__Written problem__
Show every line containing "Europos" by copying it.

__Material__
━━━━━━━━

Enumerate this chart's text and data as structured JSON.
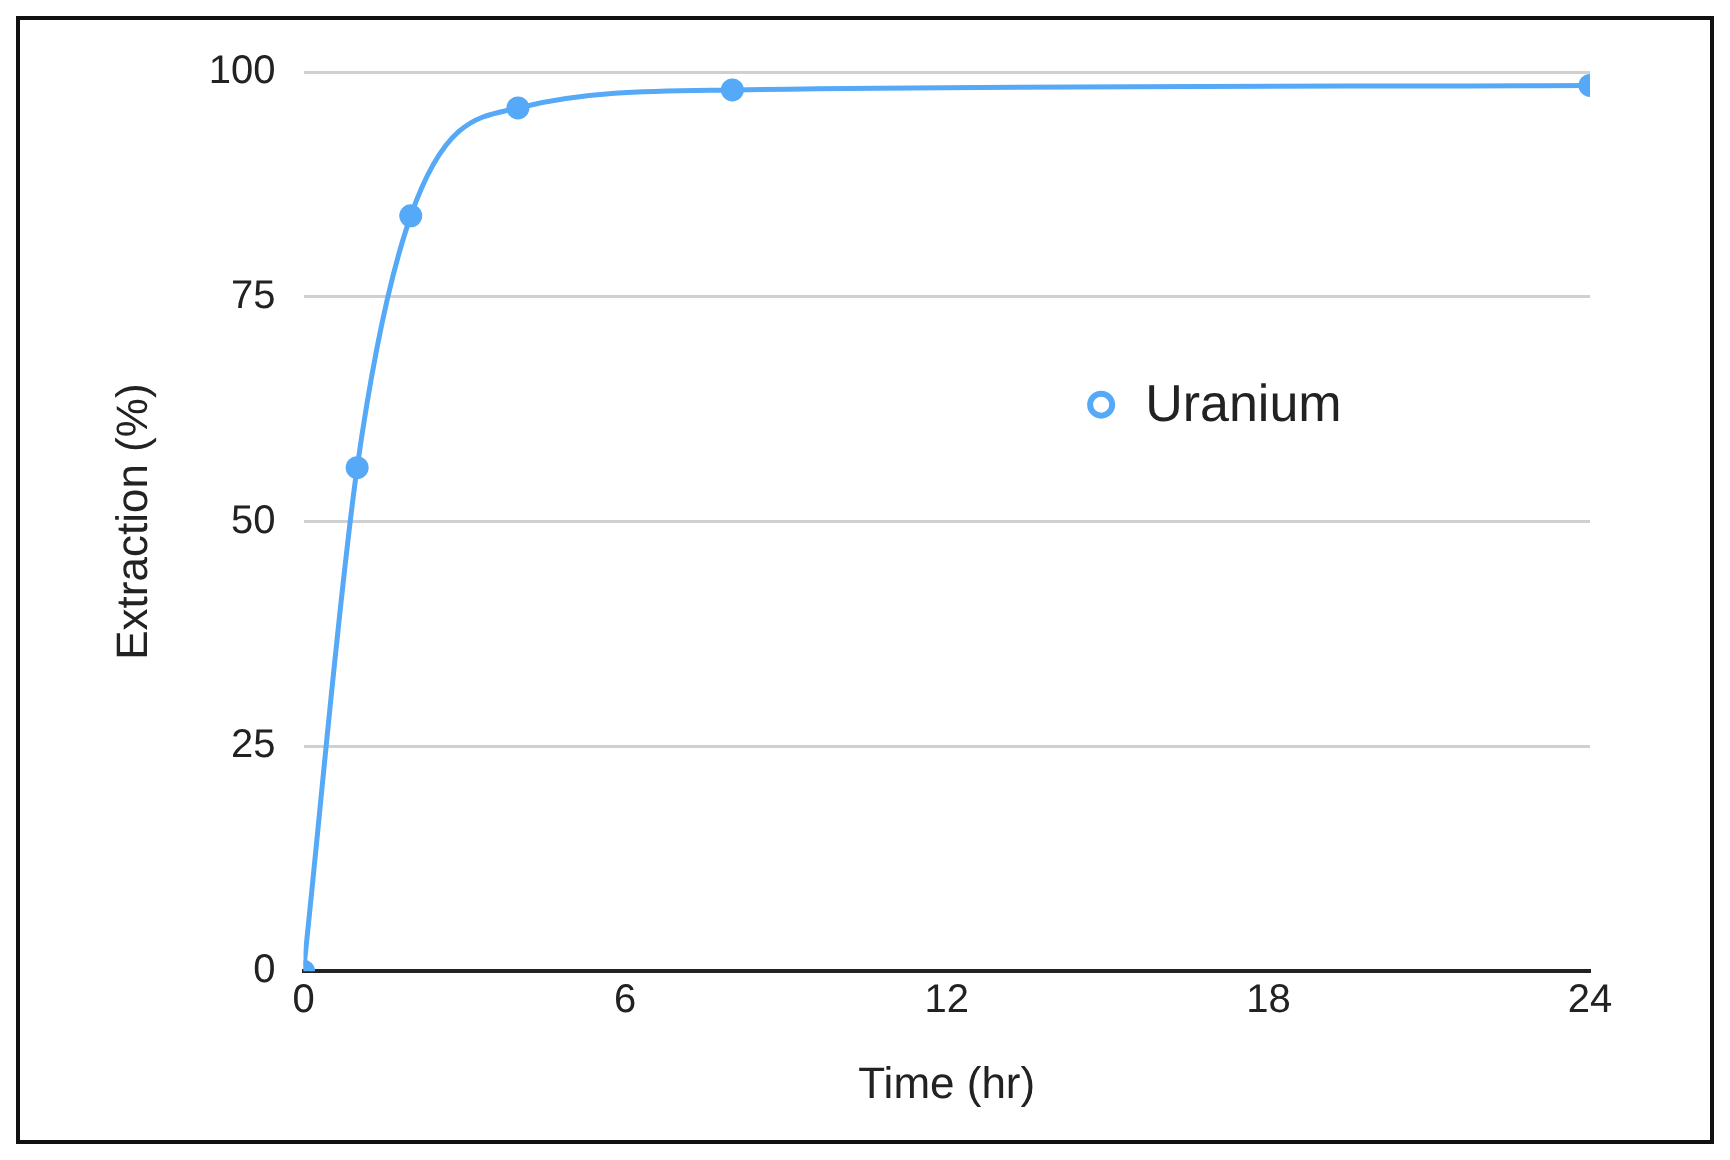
{
  "chart_data": {
    "type": "line",
    "xlabel": "Time (hr)",
    "ylabel": "Extraction (%)",
    "x": [
      0,
      1,
      2,
      4,
      8,
      24
    ],
    "series": [
      {
        "name": "Uranium",
        "color": "#55a9f7",
        "values": [
          0,
          56,
          84,
          96,
          98,
          98.5
        ]
      }
    ],
    "xlim": [
      0,
      24
    ],
    "xticks": [
      0,
      6,
      12,
      18,
      24
    ],
    "ylim": [
      0,
      100
    ],
    "yticks": [
      0,
      25,
      50,
      75,
      100
    ],
    "grid": "y",
    "legend": "right",
    "marker": "circle",
    "line_style": "solid"
  }
}
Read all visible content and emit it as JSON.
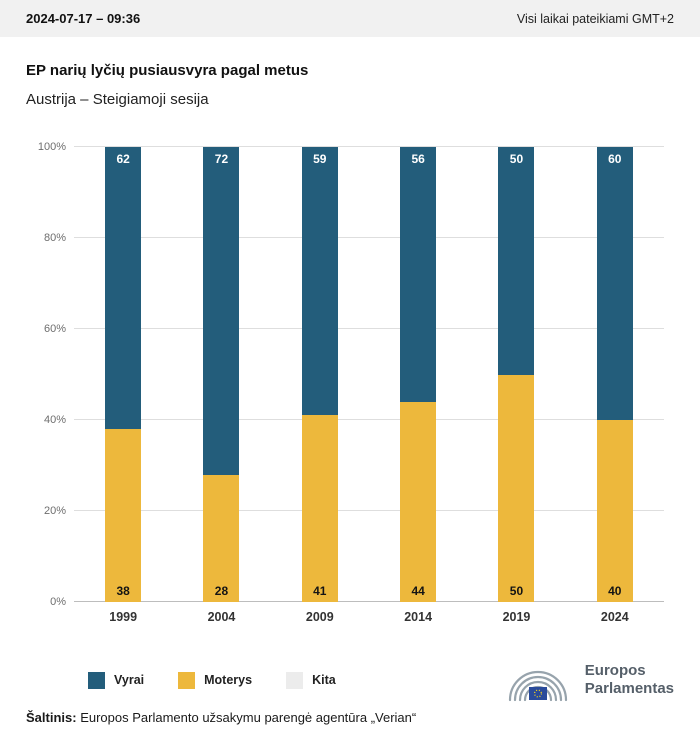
{
  "header": {
    "datetime": "2024-07-17 – 09:36",
    "timezone_note": "Visi laikai pateikiami GMT+2"
  },
  "title": "EP narių lyčių pusiausvyra pagal metus",
  "subtitle": "Austrija – Steigiamoji sesija",
  "chart_data": {
    "type": "bar",
    "stacked": true,
    "categories": [
      "1999",
      "2004",
      "2009",
      "2014",
      "2019",
      "2024"
    ],
    "series": [
      {
        "name": "Vyrai",
        "color": "#235d7b",
        "values": [
          62,
          72,
          59,
          56,
          50,
          60
        ]
      },
      {
        "name": "Moterys",
        "color": "#edb83c",
        "values": [
          38,
          28,
          41,
          44,
          50,
          40
        ]
      },
      {
        "name": "Kita",
        "color": "#ececec",
        "values": [
          0,
          0,
          0,
          0,
          0,
          0
        ]
      }
    ],
    "ylim": [
      0,
      100
    ],
    "yticks": [
      "0%",
      "20%",
      "40%",
      "60%",
      "80%",
      "100%"
    ],
    "grid": true,
    "legend_position": "bottom",
    "value_labels": true
  },
  "legend": {
    "items": [
      {
        "label": "Vyrai",
        "color": "#235d7b"
      },
      {
        "label": "Moterys",
        "color": "#edb83c"
      },
      {
        "label": "Kita",
        "color": "#ececec"
      }
    ]
  },
  "logo": {
    "line1": "Europos",
    "line2": "Parlamentas",
    "icon": "european-parliament-hemicycle-with-eu-flag"
  },
  "source": {
    "label": "Šaltinis:",
    "text": " Europos Parlamento užsakymu parengė agentūra „Verian“"
  }
}
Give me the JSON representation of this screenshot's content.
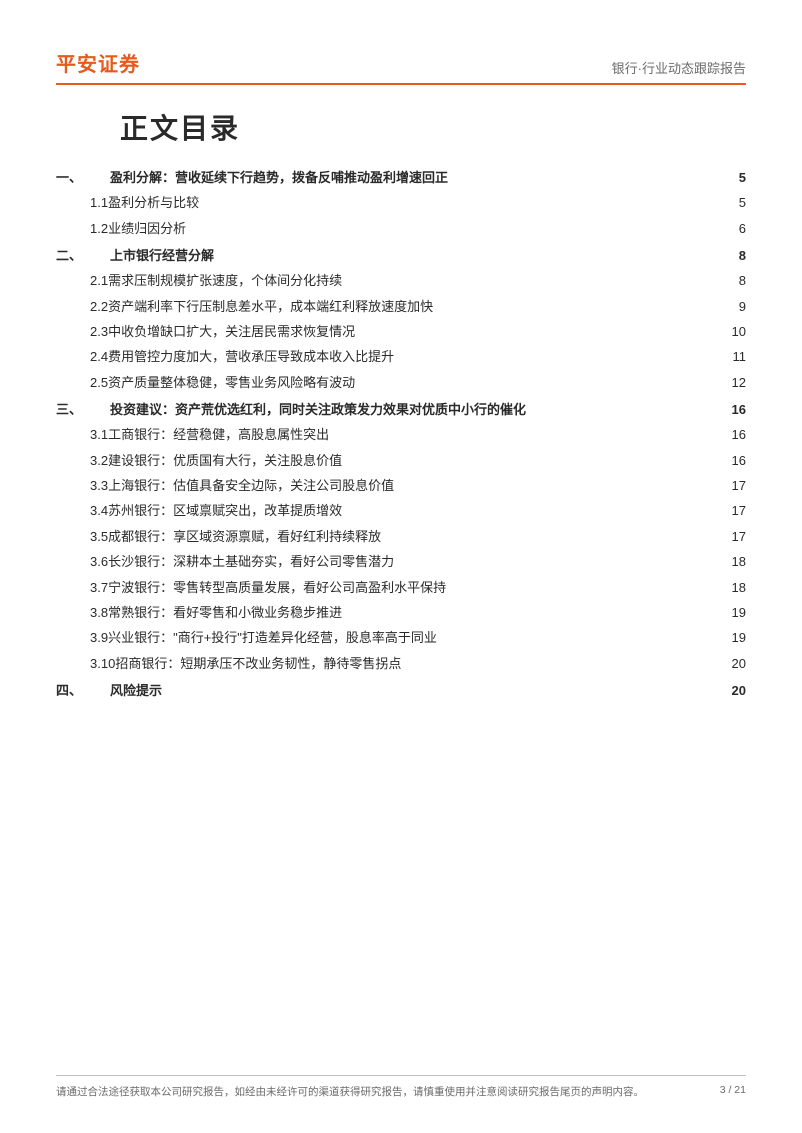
{
  "header": {
    "brand": "平安证券",
    "doc_type": "银行·行业动态跟踪报告"
  },
  "toc_title": "正文目录",
  "colors": {
    "accent": "#e85a1a",
    "text": "#2a2a2a",
    "muted": "#6b6b6b",
    "rule": "#bfbfbf",
    "background": "#ffffff"
  },
  "typography": {
    "brand_fontsize_pt": 15,
    "brand_weight": 700,
    "title_fontsize_pt": 21,
    "title_weight": 700,
    "body_fontsize_pt": 10,
    "footer_fontsize_pt": 8
  },
  "toc": [
    {
      "level": 1,
      "num": "一、",
      "title": "盈利分解：营收延续下行趋势，拨备反哺推动盈利增速回正",
      "page": "5"
    },
    {
      "level": 2,
      "num": "1.1",
      "title": "盈利分析与比较",
      "page": "5"
    },
    {
      "level": 2,
      "num": "1.2",
      "title": "业绩归因分析",
      "page": "6"
    },
    {
      "level": 1,
      "num": "二、",
      "title": "上市银行经营分解",
      "page": "8"
    },
    {
      "level": 2,
      "num": "2.1",
      "title": "需求压制规模扩张速度，个体间分化持续",
      "page": "8"
    },
    {
      "level": 2,
      "num": "2.2",
      "title": "资产端利率下行压制息差水平，成本端红利释放速度加快",
      "page": "9"
    },
    {
      "level": 2,
      "num": "2.3",
      "title": "中收负增缺口扩大，关注居民需求恢复情况",
      "page": "10"
    },
    {
      "level": 2,
      "num": "2.4",
      "title": "费用管控力度加大，营收承压导致成本收入比提升",
      "page": "11"
    },
    {
      "level": 2,
      "num": "2.5",
      "title": "资产质量整体稳健，零售业务风险略有波动",
      "page": "12"
    },
    {
      "level": 1,
      "num": "三、",
      "title": "投资建议：资产荒优选红利，同时关注政策发力效果对优质中小行的催化",
      "page": "16"
    },
    {
      "level": 2,
      "num": "3.1",
      "title": "工商银行：经营稳健，高股息属性突出",
      "page": "16"
    },
    {
      "level": 2,
      "num": "3.2",
      "title": "建设银行：优质国有大行，关注股息价值",
      "page": "16"
    },
    {
      "level": 2,
      "num": "3.3",
      "title": "上海银行：估值具备安全边际，关注公司股息价值",
      "page": "17"
    },
    {
      "level": 2,
      "num": "3.4",
      "title": "苏州银行：区域禀赋突出，改革提质增效",
      "page": "17"
    },
    {
      "level": 2,
      "num": "3.5",
      "title": "成都银行：享区域资源禀赋，看好红利持续释放",
      "page": "17"
    },
    {
      "level": 2,
      "num": "3.6",
      "title": "长沙银行：深耕本土基础夯实，看好公司零售潜力",
      "page": "18"
    },
    {
      "level": 2,
      "num": "3.7",
      "title": "宁波银行：零售转型高质量发展，看好公司高盈利水平保持",
      "page": "18"
    },
    {
      "level": 2,
      "num": "3.8",
      "title": "常熟银行：看好零售和小微业务稳步推进",
      "page": "19"
    },
    {
      "level": 2,
      "num": "3.9",
      "title": "兴业银行：\"商行+投行\"打造差异化经营，股息率高于同业",
      "page": "19"
    },
    {
      "level": 2,
      "num": "3.10",
      "title": "招商银行：短期承压不改业务韧性，静待零售拐点",
      "page": "20"
    },
    {
      "level": 1,
      "num": "四、",
      "title": "风险提示",
      "page": "20"
    }
  ],
  "footer": {
    "disclaimer": "请通过合法途径获取本公司研究报告，如经由未经许可的渠道获得研究报告，请慎重使用并注意阅读研究报告尾页的声明内容。",
    "page_indicator": "3 / 21"
  }
}
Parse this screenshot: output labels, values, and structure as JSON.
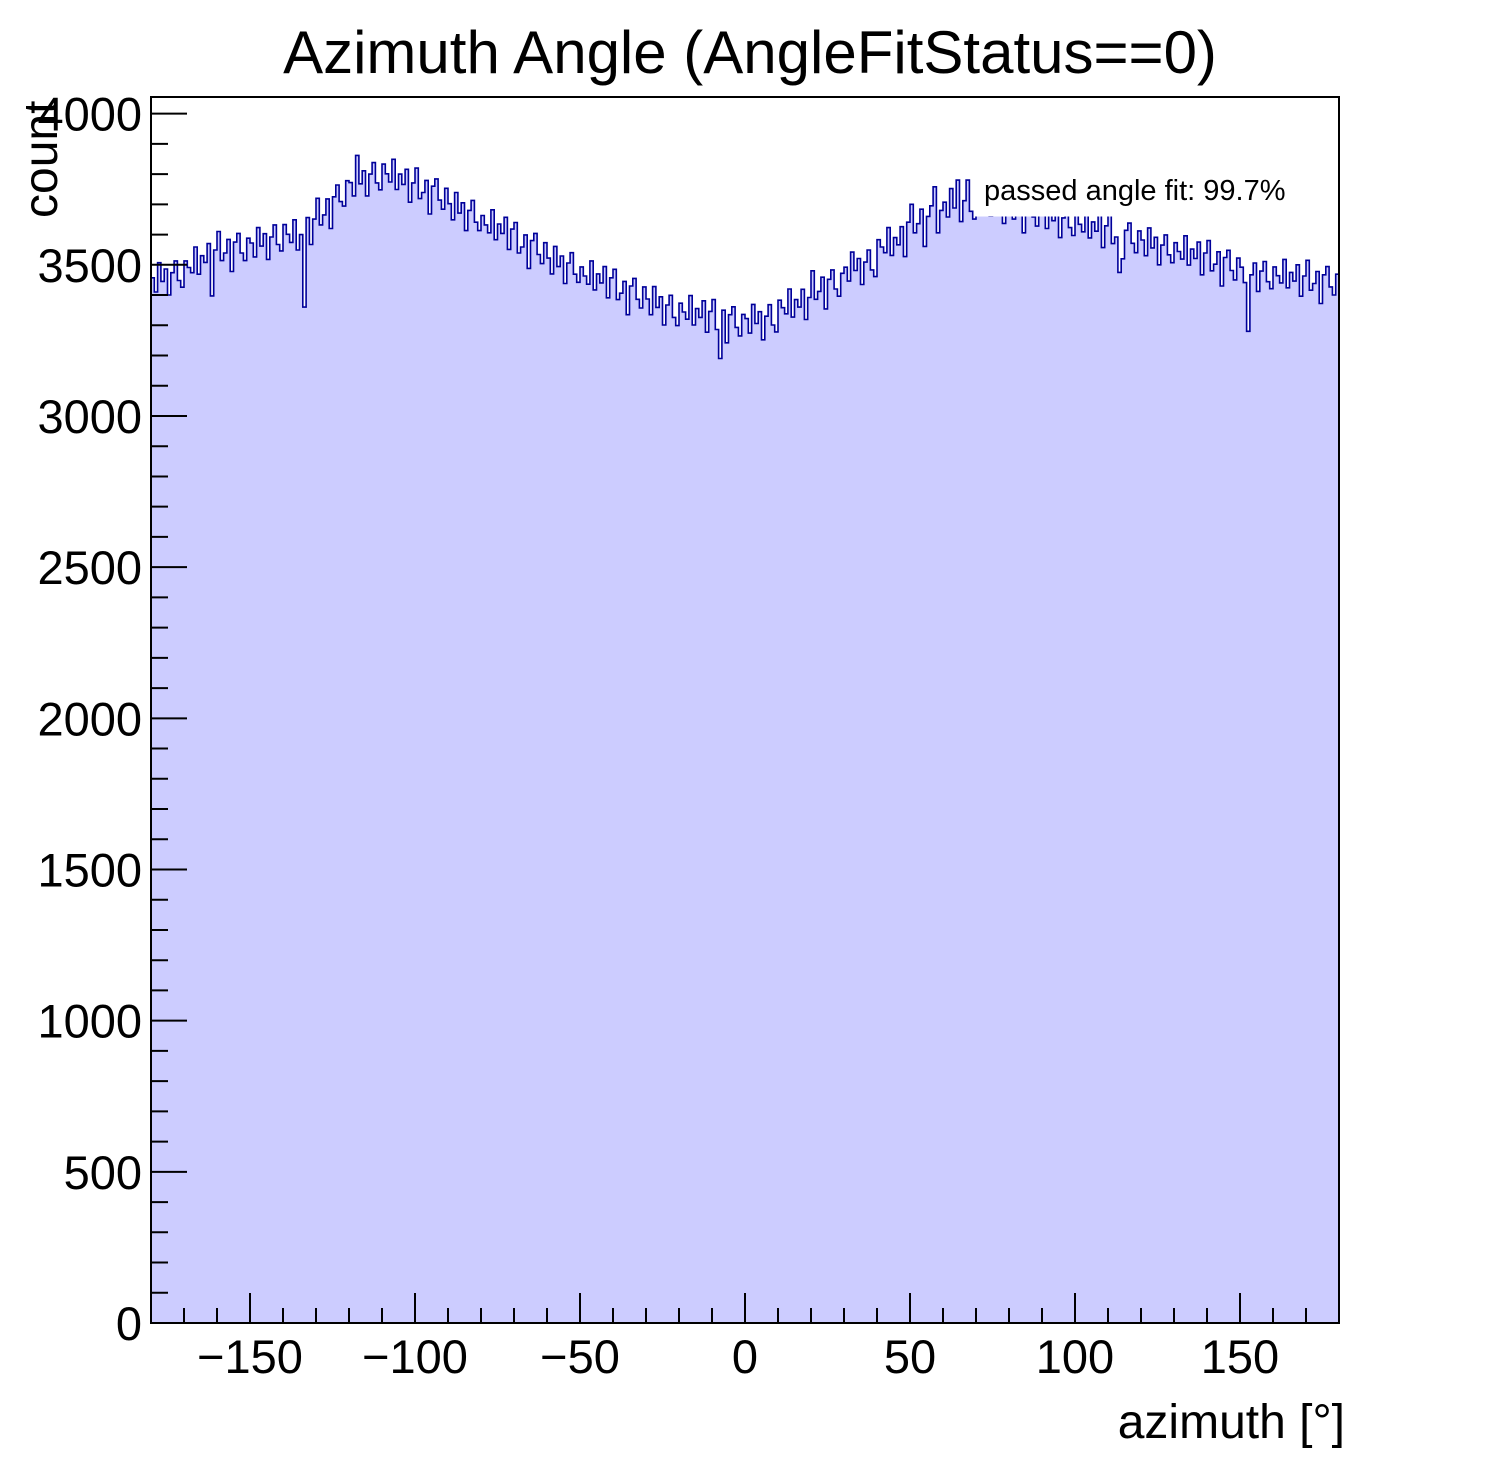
{
  "page": {
    "background": "#ffffff"
  },
  "chart_data": {
    "type": "histogram",
    "title": "Azimuth Angle (AngleFitStatus==0)",
    "xlabel": "azimuth [°]",
    "ylabel": "count",
    "annotation": "passed angle fit: 99.7%",
    "legend_position": "none",
    "grid": false,
    "xlim": [
      -180,
      180
    ],
    "ylim": [
      0,
      4055
    ],
    "bin_width": 1,
    "first_bin_left_edge": -180,
    "x_tick_values": [
      -150,
      -100,
      -50,
      0,
      50,
      100,
      150
    ],
    "x_tick_labels": [
      "−150",
      "−100",
      "−50",
      "0",
      "50",
      "100",
      "150"
    ],
    "x_minor_tick_step": 10,
    "y_tick_values": [
      0,
      500,
      1000,
      1500,
      2000,
      2500,
      3000,
      3500,
      4000
    ],
    "y_tick_labels": [
      "0",
      "500",
      "1000",
      "1500",
      "2000",
      "2500",
      "3000",
      "3500",
      "4000"
    ],
    "y_minor_tick_step": 100,
    "fill_color": "#ccccff",
    "line_color": "#000099",
    "frame_color": "#000000",
    "annotation_box_color": "#ffffff",
    "values": [
      3457,
      3410,
      3507,
      3445,
      3486,
      3400,
      3474,
      3513,
      3448,
      3426,
      3513,
      3491,
      3474,
      3559,
      3469,
      3530,
      3508,
      3570,
      3397,
      3549,
      3610,
      3514,
      3539,
      3584,
      3478,
      3575,
      3604,
      3539,
      3514,
      3588,
      3572,
      3526,
      3623,
      3562,
      3603,
      3518,
      3592,
      3632,
      3567,
      3546,
      3633,
      3601,
      3574,
      3649,
      3549,
      3600,
      3360,
      3656,
      3567,
      3651,
      3720,
      3632,
      3665,
      3718,
      3620,
      3725,
      3764,
      3709,
      3694,
      3778,
      3772,
      3728,
      3862,
      3768,
      3811,
      3728,
      3800,
      3838,
      3771,
      3748,
      3833,
      3801,
      3774,
      3849,
      3749,
      3800,
      3766,
      3816,
      3707,
      3771,
      3820,
      3719,
      3739,
      3779,
      3668,
      3760,
      3784,
      3714,
      3684,
      3753,
      3702,
      3649,
      3739,
      3671,
      3705,
      3613,
      3680,
      3713,
      3641,
      3613,
      3663,
      3632,
      3606,
      3682,
      3583,
      3635,
      3604,
      3657,
      3551,
      3618,
      3640,
      3539,
      3559,
      3599,
      3488,
      3580,
      3604,
      3534,
      3504,
      3573,
      3522,
      3470,
      3561,
      3494,
      3529,
      3438,
      3506,
      3540,
      3469,
      3442,
      3493,
      3463,
      3436,
      3513,
      3417,
      3470,
      3440,
      3494,
      3391,
      3457,
      3485,
      3385,
      3406,
      3445,
      3335,
      3430,
      3455,
      3386,
      3357,
      3427,
      3387,
      3335,
      3428,
      3359,
      3394,
      3301,
      3367,
      3399,
      3326,
      3299,
      3373,
      3344,
      3320,
      3398,
      3301,
      3355,
      3326,
      3381,
      3277,
      3346,
      3385,
      3286,
      3190,
      3350,
      3242,
      3335,
      3361,
      3293,
      3265,
      3336,
      3322,
      3274,
      3369,
      3306,
      3345,
      3252,
      3330,
      3368,
      3301,
      3278,
      3383,
      3358,
      3338,
      3420,
      3327,
      3385,
      3360,
      3419,
      3319,
      3392,
      3480,
      3386,
      3412,
      3459,
      3354,
      3452,
      3483,
      3420,
      3396,
      3472,
      3492,
      3446,
      3542,
      3481,
      3521,
      3435,
      3509,
      3549,
      3483,
      3461,
      3583,
      3559,
      3540,
      3623,
      3531,
      3590,
      3566,
      3626,
      3527,
      3641,
      3700,
      3606,
      3636,
      3684,
      3561,
      3660,
      3695,
      3758,
      3606,
      3680,
      3707,
      3658,
      3752,
      3688,
      3780,
      3643,
      3712,
      3780,
      3677,
      3651,
      3733,
      3704,
      3679,
      3758,
      3661,
      3715,
      3686,
      3741,
      3637,
      3706,
      3750,
      3651,
      3673,
      3715,
      3606,
      3700,
      3725,
      3658,
      3628,
      3701,
      3672,
      3620,
      3712,
      3646,
      3681,
      3590,
      3655,
      3689,
      3623,
      3597,
      3663,
      3634,
      3609,
      3686,
      3589,
      3642,
      3611,
      3665,
      3557,
      3629,
      3670,
      3570,
      3592,
      3475,
      3520,
      3614,
      3638,
      3571,
      3540,
      3612,
      3582,
      3530,
      3622,
      3556,
      3591,
      3500,
      3565,
      3599,
      3533,
      3507,
      3573,
      3544,
      3519,
      3596,
      3499,
      3552,
      3521,
      3575,
      3467,
      3539,
      3580,
      3480,
      3502,
      3543,
      3430,
      3524,
      3548,
      3481,
      3450,
      3522,
      3492,
      3441,
      3280,
      3467,
      3506,
      3412,
      3479,
      3511,
      3444,
      3421,
      3493,
      3464,
      3440,
      3518,
      3424,
      3475,
      3446,
      3500,
      3396,
      3463,
      3515,
      3416,
      3438,
      3478,
      3372,
      3467,
      3494,
      3427,
      3400,
      3469
    ]
  }
}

━━━━━━━━

__Answer in full__
    "line1": "Europos",
    "text": " Europos Parlamento užsakymu parengė agentūra „Verian“"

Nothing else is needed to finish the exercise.